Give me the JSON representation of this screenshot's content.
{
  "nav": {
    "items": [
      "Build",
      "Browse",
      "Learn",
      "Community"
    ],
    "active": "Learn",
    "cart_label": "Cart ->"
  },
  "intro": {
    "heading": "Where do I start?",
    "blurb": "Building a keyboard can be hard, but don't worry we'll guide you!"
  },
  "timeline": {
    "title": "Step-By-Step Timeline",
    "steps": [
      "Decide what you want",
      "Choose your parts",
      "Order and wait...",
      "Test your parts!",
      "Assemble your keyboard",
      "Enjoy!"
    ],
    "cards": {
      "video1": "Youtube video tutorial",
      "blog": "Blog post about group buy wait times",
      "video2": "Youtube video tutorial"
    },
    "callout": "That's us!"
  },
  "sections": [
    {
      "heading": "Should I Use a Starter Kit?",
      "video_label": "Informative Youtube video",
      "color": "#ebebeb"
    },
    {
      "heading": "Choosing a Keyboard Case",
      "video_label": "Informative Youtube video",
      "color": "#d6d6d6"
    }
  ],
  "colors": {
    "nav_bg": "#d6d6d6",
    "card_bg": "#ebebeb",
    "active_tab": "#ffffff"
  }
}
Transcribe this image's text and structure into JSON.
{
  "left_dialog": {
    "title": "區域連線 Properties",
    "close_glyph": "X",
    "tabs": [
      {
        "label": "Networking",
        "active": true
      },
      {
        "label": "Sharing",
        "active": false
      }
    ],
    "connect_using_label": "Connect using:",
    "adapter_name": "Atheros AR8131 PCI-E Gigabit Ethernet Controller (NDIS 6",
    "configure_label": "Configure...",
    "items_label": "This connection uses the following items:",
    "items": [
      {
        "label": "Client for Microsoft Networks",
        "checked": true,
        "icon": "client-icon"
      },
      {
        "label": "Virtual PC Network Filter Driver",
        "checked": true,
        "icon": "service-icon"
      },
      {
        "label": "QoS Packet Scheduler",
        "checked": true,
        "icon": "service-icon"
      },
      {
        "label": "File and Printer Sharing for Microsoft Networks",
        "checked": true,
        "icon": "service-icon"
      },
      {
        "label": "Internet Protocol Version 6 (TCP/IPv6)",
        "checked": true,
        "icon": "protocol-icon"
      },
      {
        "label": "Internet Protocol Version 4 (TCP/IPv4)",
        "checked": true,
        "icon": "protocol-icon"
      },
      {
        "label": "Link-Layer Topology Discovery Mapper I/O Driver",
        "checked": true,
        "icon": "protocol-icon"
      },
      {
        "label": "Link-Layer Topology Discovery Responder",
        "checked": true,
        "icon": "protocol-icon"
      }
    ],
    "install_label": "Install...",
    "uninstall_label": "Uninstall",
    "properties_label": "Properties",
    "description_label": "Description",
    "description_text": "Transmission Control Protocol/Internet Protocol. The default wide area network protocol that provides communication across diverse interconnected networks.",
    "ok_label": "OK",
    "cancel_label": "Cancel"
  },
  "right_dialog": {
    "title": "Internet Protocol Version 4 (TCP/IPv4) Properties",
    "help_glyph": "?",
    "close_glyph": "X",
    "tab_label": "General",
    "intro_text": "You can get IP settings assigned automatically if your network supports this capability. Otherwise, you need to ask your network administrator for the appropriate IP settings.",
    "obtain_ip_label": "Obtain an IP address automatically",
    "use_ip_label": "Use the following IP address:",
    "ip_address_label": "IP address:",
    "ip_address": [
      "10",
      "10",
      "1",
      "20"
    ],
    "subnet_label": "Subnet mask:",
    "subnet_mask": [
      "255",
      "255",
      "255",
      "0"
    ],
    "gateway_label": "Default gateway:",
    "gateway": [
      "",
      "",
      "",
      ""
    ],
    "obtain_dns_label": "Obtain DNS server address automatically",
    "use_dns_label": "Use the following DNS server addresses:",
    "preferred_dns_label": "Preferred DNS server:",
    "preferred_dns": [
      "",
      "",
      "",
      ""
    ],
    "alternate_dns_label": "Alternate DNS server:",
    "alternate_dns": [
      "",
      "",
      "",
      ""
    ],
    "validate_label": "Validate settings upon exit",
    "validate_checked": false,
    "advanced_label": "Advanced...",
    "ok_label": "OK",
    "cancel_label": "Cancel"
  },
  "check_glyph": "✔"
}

--------------------------------

**Work required:**
Identify and copy the lines holding the word "Microsoft".

**Answer to this task:**
        "label": "Client for Microsoft Networks",
        "label": "File and Printer Sharing for Microsoft Networks",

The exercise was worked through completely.